◆ GOAL: Note each line of the listing that contains the string "relations", and copy it.

◆ EXERCISE DATA:
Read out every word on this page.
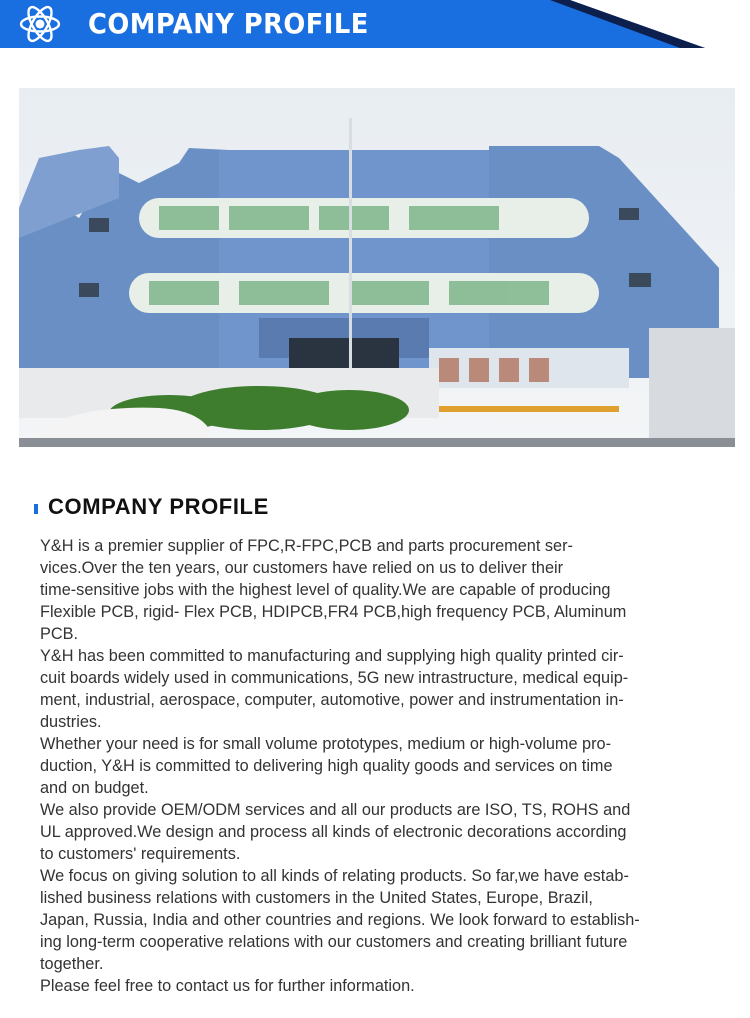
COMPANY PROFILE
COMPANY PROFILE

Y&H is a premier supplier of FPC,R-FPC,PCB and parts procurement ser-

vices.Over the ten years, our customers have relied on us to deliver their

time-sensitive jobs with the highest level of quality.We are capable of producing

Flexible PCB, rigid- Flex PCB, HDIPCB,FR4 PCB,high frequency PCB, Aluminum

PCB.

Y&H has been committed to manufacturing and supplying high quality printed cir-

cuit boards widely used in communications, 5G new intrastructure, medical equip-

ment, industrial, aerospace, computer, automotive, power and instrumentation in-

dustries.

Whether your need is for small volume prototypes, medium or high-volume pro-

duction, Y&H is committed to delivering high quality goods and services on time

and on budget.

We also provide OEM/ODM services and all our products are ISO, TS, ROHS and

UL approved.We design and process all kinds of electronic decorations according

to customers' requirements.

We focus on giving solution to all kinds of relating products. So far,we have estab-

lished business relations with customers in the United States, Europe, Brazil,

Japan, Russia, India and other countries and regions. We look forward to establish-

ing long-term cooperative relations with our customers and creating brilliant future

together.

Please feel free to contact us for further information.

◆ ANSWER TO THIS EXERCISE:
lished business relations with customers in the United States, Europe, Brazil,
ing long-term cooperative relations with our customers and creating brilliant future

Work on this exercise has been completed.